[Dataset records]
== Segment start ==

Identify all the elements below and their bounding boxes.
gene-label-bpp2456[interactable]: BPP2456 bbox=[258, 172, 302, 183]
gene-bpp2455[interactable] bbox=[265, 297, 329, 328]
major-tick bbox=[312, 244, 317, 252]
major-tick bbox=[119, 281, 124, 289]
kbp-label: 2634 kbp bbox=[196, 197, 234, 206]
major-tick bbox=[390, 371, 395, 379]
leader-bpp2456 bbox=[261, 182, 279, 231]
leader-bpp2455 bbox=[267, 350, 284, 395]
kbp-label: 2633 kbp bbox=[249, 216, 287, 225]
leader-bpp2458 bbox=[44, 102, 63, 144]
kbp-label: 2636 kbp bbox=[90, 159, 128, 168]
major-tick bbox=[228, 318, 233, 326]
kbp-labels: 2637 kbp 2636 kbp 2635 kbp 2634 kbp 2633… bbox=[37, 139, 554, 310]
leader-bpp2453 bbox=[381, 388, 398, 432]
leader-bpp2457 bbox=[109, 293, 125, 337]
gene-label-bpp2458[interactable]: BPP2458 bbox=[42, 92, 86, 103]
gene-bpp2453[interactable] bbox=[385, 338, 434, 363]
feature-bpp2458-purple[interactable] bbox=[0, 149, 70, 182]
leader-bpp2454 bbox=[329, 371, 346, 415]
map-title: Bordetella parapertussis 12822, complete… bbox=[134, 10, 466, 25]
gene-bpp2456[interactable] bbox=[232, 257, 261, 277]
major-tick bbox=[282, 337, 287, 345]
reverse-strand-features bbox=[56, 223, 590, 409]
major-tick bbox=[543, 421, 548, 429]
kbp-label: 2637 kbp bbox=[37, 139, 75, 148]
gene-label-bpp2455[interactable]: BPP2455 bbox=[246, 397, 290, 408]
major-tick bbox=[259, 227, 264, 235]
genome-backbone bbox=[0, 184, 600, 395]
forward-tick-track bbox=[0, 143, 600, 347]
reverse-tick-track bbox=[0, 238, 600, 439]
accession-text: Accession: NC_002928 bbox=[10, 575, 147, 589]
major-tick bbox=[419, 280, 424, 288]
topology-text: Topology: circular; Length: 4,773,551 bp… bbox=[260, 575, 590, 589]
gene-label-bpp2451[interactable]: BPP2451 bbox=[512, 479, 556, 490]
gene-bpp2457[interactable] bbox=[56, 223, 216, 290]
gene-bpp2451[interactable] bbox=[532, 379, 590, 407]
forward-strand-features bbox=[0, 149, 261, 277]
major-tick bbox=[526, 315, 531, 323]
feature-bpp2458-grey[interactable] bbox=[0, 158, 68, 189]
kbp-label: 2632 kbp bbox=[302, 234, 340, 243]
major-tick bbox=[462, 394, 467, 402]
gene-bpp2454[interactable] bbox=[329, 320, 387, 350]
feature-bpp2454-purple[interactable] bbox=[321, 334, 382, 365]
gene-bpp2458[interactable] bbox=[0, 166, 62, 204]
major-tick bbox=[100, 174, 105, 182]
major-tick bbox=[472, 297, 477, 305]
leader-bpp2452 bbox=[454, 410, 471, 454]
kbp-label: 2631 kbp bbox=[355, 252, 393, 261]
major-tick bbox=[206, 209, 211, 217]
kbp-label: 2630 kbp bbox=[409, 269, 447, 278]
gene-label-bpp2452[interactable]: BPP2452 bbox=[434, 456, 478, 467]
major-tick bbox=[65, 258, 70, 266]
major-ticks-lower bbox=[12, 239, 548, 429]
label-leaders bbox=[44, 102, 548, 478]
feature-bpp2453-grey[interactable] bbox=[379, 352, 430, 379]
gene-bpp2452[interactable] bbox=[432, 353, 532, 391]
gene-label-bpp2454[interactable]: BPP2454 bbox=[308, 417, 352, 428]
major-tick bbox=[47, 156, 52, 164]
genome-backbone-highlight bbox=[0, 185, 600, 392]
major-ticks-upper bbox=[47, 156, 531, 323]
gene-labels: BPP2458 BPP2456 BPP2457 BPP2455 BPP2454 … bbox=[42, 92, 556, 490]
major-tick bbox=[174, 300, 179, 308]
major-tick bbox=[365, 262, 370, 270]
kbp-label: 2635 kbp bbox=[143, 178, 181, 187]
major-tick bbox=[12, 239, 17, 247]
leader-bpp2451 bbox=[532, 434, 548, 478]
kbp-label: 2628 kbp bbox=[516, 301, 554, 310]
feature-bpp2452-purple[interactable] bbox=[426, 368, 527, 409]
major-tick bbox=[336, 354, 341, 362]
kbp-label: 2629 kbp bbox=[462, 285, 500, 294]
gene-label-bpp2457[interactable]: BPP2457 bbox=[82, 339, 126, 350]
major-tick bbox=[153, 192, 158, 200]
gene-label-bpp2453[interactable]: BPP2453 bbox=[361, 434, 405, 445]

== Segment end ==

Exercise aim: For this exercise, write all the records out again exactly.

Task output:
Identify all the elements below and their bounding boxes.
gene-label-bpp2456[interactable]: BPP2456 bbox=[258, 172, 302, 183]
gene-bpp2455[interactable] bbox=[265, 297, 329, 328]
major-tick bbox=[312, 244, 317, 252]
major-tick bbox=[119, 281, 124, 289]
kbp-label: 2634 kbp bbox=[196, 197, 234, 206]
major-tick bbox=[390, 371, 395, 379]
leader-bpp2456 bbox=[261, 182, 279, 231]
leader-bpp2455 bbox=[267, 350, 284, 395]
kbp-label: 2633 kbp bbox=[249, 216, 287, 225]
leader-bpp2458 bbox=[44, 102, 63, 144]
kbp-label: 2636 kbp bbox=[90, 159, 128, 168]
major-tick bbox=[228, 318, 233, 326]
kbp-labels: 2637 kbp 2636 kbp 2635 kbp 2634 kbp 2633… bbox=[37, 139, 554, 310]
leader-bpp2453 bbox=[381, 388, 398, 432]
leader-bpp2457 bbox=[109, 293, 125, 337]
gene-label-bpp2458[interactable]: BPP2458 bbox=[42, 92, 86, 103]
gene-bpp2453[interactable] bbox=[385, 338, 434, 363]
feature-bpp2458-purple[interactable] bbox=[0, 149, 70, 182]
leader-bpp2454 bbox=[329, 371, 346, 415]
map-title: Bordetella parapertussis 12822, complete… bbox=[134, 10, 466, 25]
gene-bpp2456[interactable] bbox=[232, 257, 261, 277]
major-tick bbox=[282, 337, 287, 345]
reverse-strand-features bbox=[56, 223, 590, 409]
major-tick bbox=[543, 421, 548, 429]
kbp-label: 2637 kbp bbox=[37, 139, 75, 148]
gene-label-bpp2455[interactable]: BPP2455 bbox=[246, 397, 290, 408]
major-tick bbox=[259, 227, 264, 235]
genome-backbone bbox=[0, 184, 600, 395]
forward-tick-track bbox=[0, 143, 600, 347]
reverse-tick-track bbox=[0, 238, 600, 439]
accession-text: Accession: NC_002928 bbox=[10, 575, 147, 589]
major-tick bbox=[419, 280, 424, 288]
topology-text: Topology: circular; Length: 4,773,551 bp… bbox=[260, 575, 590, 589]
gene-label-bpp2451[interactable]: BPP2451 bbox=[512, 479, 556, 490]
gene-bpp2457[interactable] bbox=[56, 223, 216, 290]
gene-bpp2451[interactable] bbox=[532, 379, 590, 407]
forward-strand-features bbox=[0, 149, 261, 277]
major-tick bbox=[526, 315, 531, 323]
feature-bpp2458-grey[interactable] bbox=[0, 158, 68, 189]
kbp-label: 2632 kbp bbox=[302, 234, 340, 243]
major-tick bbox=[462, 394, 467, 402]
gene-bpp2454[interactable] bbox=[329, 320, 387, 350]
feature-bpp2454-purple[interactable] bbox=[321, 334, 382, 365]
gene-bpp2458[interactable] bbox=[0, 166, 62, 204]
major-tick bbox=[100, 174, 105, 182]
major-tick bbox=[472, 297, 477, 305]
leader-bpp2452 bbox=[454, 410, 471, 454]
kbp-label: 2631 kbp bbox=[355, 252, 393, 261]
major-tick bbox=[206, 209, 211, 217]
kbp-label: 2630 kbp bbox=[409, 269, 447, 278]
gene-label-bpp2452[interactable]: BPP2452 bbox=[434, 456, 478, 467]
major-tick bbox=[65, 258, 70, 266]
major-ticks-lower bbox=[12, 239, 548, 429]
label-leaders bbox=[44, 102, 548, 478]
feature-bpp2453-grey[interactable] bbox=[379, 352, 430, 379]
gene-bpp2452[interactable] bbox=[432, 353, 532, 391]
gene-label-bpp2454[interactable]: BPP2454 bbox=[308, 417, 352, 428]
major-tick bbox=[47, 156, 52, 164]
genome-backbone-highlight bbox=[0, 185, 600, 392]
major-ticks-upper bbox=[47, 156, 531, 323]
gene-labels: BPP2458 BPP2456 BPP2457 BPP2455 BPP2454 … bbox=[42, 92, 556, 490]
major-tick bbox=[174, 300, 179, 308]
major-tick bbox=[365, 262, 370, 270]
kbp-label: 2635 kbp bbox=[143, 178, 181, 187]
major-tick bbox=[12, 239, 17, 247]
leader-bpp2451 bbox=[532, 434, 548, 478]
kbp-label: 2628 kbp bbox=[516, 301, 554, 310]
feature-bpp2452-purple[interactable] bbox=[426, 368, 527, 409]
major-tick bbox=[336, 354, 341, 362]
kbp-label: 2629 kbp bbox=[462, 285, 500, 294]
gene-label-bpp2457[interactable]: BPP2457 bbox=[82, 339, 126, 350]
major-tick bbox=[153, 192, 158, 200]
gene-label-bpp2453[interactable]: BPP2453 bbox=[361, 434, 405, 445]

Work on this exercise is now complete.